» **What you will do**: Of the lines in this material, how many contain "name"? Answer with a single number only.

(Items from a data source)
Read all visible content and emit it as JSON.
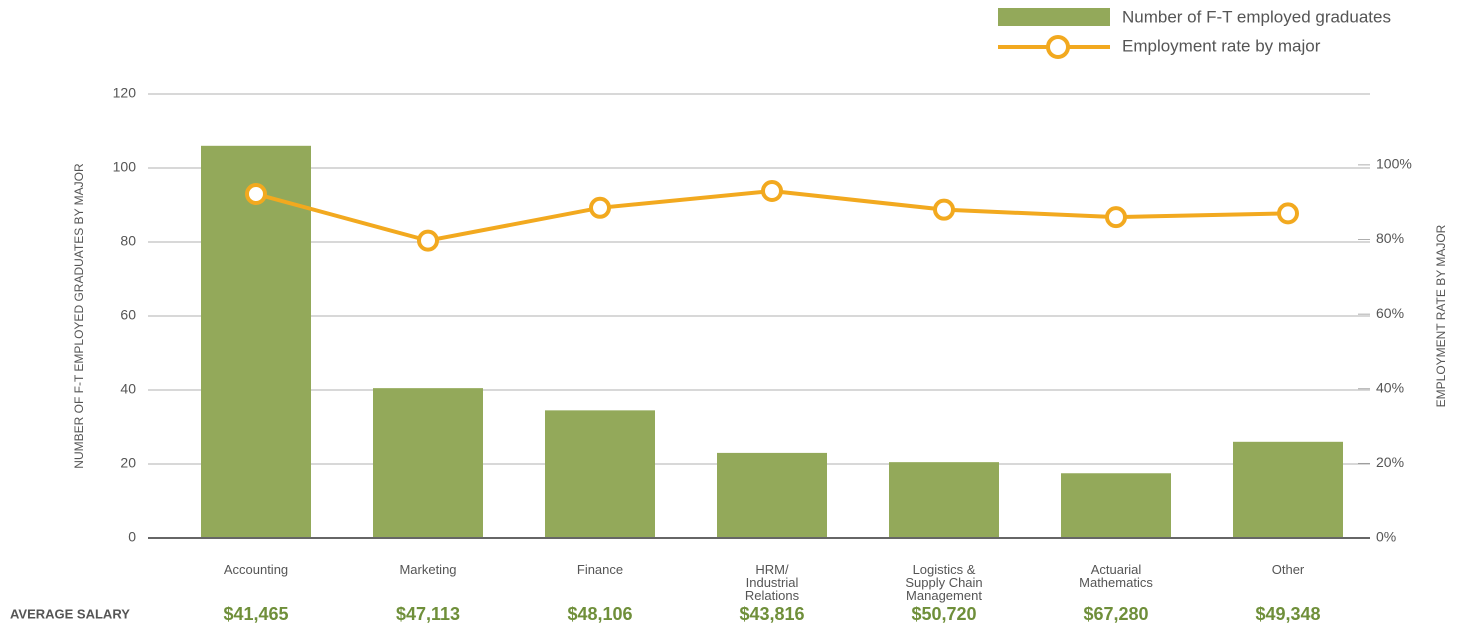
{
  "chart_data": {
    "type": "bar",
    "categories": [
      "Accounting",
      "Marketing",
      "Finance",
      "HRM/ Industrial Relations",
      "Logistics & Supply Chain Management",
      "Actuarial Mathematics",
      "Other"
    ],
    "series": [
      {
        "name": "Number of F-T employed graduates",
        "color": "#93a95a",
        "values": [
          106,
          40.5,
          34.5,
          23,
          20.5,
          17.5,
          26
        ]
      },
      {
        "name": "Employment rate by major",
        "type": "line",
        "axis": "y2",
        "color": "#f2a91f",
        "values": [
          92.2,
          79.7,
          88.5,
          93,
          88,
          86,
          87
        ]
      }
    ],
    "ylabel": "NUMBER OF F-T EMPLOYED GRADUATES BY MAJOR",
    "y2label": "EMPLOYMENT RATE BY MAJOR",
    "ylim": [
      0,
      120
    ],
    "yticks": [
      0,
      20,
      40,
      60,
      80,
      100,
      120
    ],
    "y2lim": [
      0,
      119
    ],
    "y2ticks": [
      {
        "value": 0,
        "label": "0%"
      },
      {
        "value": 20,
        "label": "20%"
      },
      {
        "value": 40,
        "label": "40%"
      },
      {
        "value": 60,
        "label": "60%"
      },
      {
        "value": 80,
        "label": "80%"
      },
      {
        "value": 100,
        "label": "100%"
      }
    ],
    "grid": true,
    "legend": "top-right",
    "salary_label": "AVERAGE SALARY",
    "salaries": [
      "$41,465",
      "$47,113",
      "$48,106",
      "$43,816",
      "$50,720",
      "$67,280",
      "$49,348"
    ]
  }
}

» **Result for this exercise**: 2